** BEGIN GIVEN ENTRIES **
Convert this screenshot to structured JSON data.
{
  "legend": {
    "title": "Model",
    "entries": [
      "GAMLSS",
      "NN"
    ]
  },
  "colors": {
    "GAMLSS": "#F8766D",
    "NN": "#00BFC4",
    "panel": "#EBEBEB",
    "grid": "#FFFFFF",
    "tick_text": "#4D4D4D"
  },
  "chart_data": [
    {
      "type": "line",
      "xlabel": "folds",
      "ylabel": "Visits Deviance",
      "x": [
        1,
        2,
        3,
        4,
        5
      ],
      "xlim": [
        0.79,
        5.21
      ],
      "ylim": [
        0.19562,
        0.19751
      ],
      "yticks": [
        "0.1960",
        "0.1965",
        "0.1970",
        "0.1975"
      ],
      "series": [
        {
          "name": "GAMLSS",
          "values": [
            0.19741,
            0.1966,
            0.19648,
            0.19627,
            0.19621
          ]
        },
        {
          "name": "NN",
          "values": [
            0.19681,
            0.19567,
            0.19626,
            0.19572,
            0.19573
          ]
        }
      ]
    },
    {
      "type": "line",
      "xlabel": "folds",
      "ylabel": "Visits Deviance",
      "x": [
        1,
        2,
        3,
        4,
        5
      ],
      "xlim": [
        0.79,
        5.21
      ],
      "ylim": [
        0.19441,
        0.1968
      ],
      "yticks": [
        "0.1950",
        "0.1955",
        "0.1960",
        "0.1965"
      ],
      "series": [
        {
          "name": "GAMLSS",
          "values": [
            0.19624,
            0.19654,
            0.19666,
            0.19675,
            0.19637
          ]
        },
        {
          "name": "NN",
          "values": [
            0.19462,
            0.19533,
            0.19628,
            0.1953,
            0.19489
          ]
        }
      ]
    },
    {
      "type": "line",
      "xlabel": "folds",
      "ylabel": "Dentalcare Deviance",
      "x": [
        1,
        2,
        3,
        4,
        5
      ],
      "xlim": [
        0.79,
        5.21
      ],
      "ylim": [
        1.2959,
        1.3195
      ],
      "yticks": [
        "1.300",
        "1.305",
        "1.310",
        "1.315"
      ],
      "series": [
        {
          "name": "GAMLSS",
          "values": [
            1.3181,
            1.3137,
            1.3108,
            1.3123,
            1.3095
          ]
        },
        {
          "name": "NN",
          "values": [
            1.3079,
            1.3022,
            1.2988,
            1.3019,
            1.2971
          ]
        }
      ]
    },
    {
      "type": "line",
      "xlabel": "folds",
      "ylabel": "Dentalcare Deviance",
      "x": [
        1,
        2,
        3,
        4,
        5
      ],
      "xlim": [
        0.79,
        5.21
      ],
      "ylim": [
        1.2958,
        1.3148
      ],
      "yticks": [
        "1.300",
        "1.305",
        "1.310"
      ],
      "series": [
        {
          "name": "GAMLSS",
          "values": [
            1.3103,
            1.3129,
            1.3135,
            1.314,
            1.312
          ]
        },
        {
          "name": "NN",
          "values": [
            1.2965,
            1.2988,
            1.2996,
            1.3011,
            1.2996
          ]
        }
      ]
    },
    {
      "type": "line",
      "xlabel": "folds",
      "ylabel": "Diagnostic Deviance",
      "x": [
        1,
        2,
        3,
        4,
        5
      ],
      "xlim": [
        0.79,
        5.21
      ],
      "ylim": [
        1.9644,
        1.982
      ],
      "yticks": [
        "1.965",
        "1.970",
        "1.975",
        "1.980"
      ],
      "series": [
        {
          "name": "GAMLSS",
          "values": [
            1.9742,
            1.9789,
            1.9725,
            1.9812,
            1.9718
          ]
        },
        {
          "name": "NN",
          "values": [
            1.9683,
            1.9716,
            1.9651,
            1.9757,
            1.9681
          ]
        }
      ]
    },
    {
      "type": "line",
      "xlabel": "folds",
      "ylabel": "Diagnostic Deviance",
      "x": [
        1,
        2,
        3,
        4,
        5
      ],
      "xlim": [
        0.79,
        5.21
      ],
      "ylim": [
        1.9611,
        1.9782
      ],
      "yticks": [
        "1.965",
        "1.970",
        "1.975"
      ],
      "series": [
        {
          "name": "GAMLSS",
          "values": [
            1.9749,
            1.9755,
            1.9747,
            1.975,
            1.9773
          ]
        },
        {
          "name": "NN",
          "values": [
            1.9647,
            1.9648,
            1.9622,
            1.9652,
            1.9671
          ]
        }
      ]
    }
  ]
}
** END GIVEN ENTRIES **
## DO THIS
Retype the material in full. Each word must match.

## SOLUTION FOR THIS PROBLEM
Convert this screenshot to structured JSON data.
{
  "legend": {
    "title": "Model",
    "entries": [
      "GAMLSS",
      "NN"
    ]
  },
  "colors": {
    "GAMLSS": "#F8766D",
    "NN": "#00BFC4",
    "panel": "#EBEBEB",
    "grid": "#FFFFFF",
    "tick_text": "#4D4D4D"
  },
  "chart_data": [
    {
      "type": "line",
      "xlabel": "folds",
      "ylabel": "Visits Deviance",
      "x": [
        1,
        2,
        3,
        4,
        5
      ],
      "xlim": [
        0.79,
        5.21
      ],
      "ylim": [
        0.19562,
        0.19751
      ],
      "yticks": [
        "0.1960",
        "0.1965",
        "0.1970",
        "0.1975"
      ],
      "series": [
        {
          "name": "GAMLSS",
          "values": [
            0.19741,
            0.1966,
            0.19648,
            0.19627,
            0.19621
          ]
        },
        {
          "name": "NN",
          "values": [
            0.19681,
            0.19567,
            0.19626,
            0.19572,
            0.19573
          ]
        }
      ]
    },
    {
      "type": "line",
      "xlabel": "folds",
      "ylabel": "Visits Deviance",
      "x": [
        1,
        2,
        3,
        4,
        5
      ],
      "xlim": [
        0.79,
        5.21
      ],
      "ylim": [
        0.19441,
        0.1968
      ],
      "yticks": [
        "0.1950",
        "0.1955",
        "0.1960",
        "0.1965"
      ],
      "series": [
        {
          "name": "GAMLSS",
          "values": [
            0.19624,
            0.19654,
            0.19666,
            0.19675,
            0.19637
          ]
        },
        {
          "name": "NN",
          "values": [
            0.19462,
            0.19533,
            0.19628,
            0.1953,
            0.19489
          ]
        }
      ]
    },
    {
      "type": "line",
      "xlabel": "folds",
      "ylabel": "Dentalcare Deviance",
      "x": [
        1,
        2,
        3,
        4,
        5
      ],
      "xlim": [
        0.79,
        5.21
      ],
      "ylim": [
        1.2959,
        1.3195
      ],
      "yticks": [
        "1.300",
        "1.305",
        "1.310",
        "1.315"
      ],
      "series": [
        {
          "name": "GAMLSS",
          "values": [
            1.3181,
            1.3137,
            1.3108,
            1.3123,
            1.3095
          ]
        },
        {
          "name": "NN",
          "values": [
            1.3079,
            1.3022,
            1.2988,
            1.3019,
            1.2971
          ]
        }
      ]
    },
    {
      "type": "line",
      "xlabel": "folds",
      "ylabel": "Dentalcare Deviance",
      "x": [
        1,
        2,
        3,
        4,
        5
      ],
      "xlim": [
        0.79,
        5.21
      ],
      "ylim": [
        1.2958,
        1.3148
      ],
      "yticks": [
        "1.300",
        "1.305",
        "1.310"
      ],
      "series": [
        {
          "name": "GAMLSS",
          "values": [
            1.3103,
            1.3129,
            1.3135,
            1.314,
            1.312
          ]
        },
        {
          "name": "NN",
          "values": [
            1.2965,
            1.2988,
            1.2996,
            1.3011,
            1.2996
          ]
        }
      ]
    },
    {
      "type": "line",
      "xlabel": "folds",
      "ylabel": "Diagnostic Deviance",
      "x": [
        1,
        2,
        3,
        4,
        5
      ],
      "xlim": [
        0.79,
        5.21
      ],
      "ylim": [
        1.9644,
        1.982
      ],
      "yticks": [
        "1.965",
        "1.970",
        "1.975",
        "1.980"
      ],
      "series": [
        {
          "name": "GAMLSS",
          "values": [
            1.9742,
            1.9789,
            1.9725,
            1.9812,
            1.9718
          ]
        },
        {
          "name": "NN",
          "values": [
            1.9683,
            1.9716,
            1.9651,
            1.9757,
            1.9681
          ]
        }
      ]
    },
    {
      "type": "line",
      "xlabel": "folds",
      "ylabel": "Diagnostic Deviance",
      "x": [
        1,
        2,
        3,
        4,
        5
      ],
      "xlim": [
        0.79,
        5.21
      ],
      "ylim": [
        1.9611,
        1.9782
      ],
      "yticks": [
        "1.965",
        "1.970",
        "1.975"
      ],
      "series": [
        {
          "name": "GAMLSS",
          "values": [
            1.9749,
            1.9755,
            1.9747,
            1.975,
            1.9773
          ]
        },
        {
          "name": "NN",
          "values": [
            1.9647,
            1.9648,
            1.9622,
            1.9652,
            1.9671
          ]
        }
      ]
    }
  ]
}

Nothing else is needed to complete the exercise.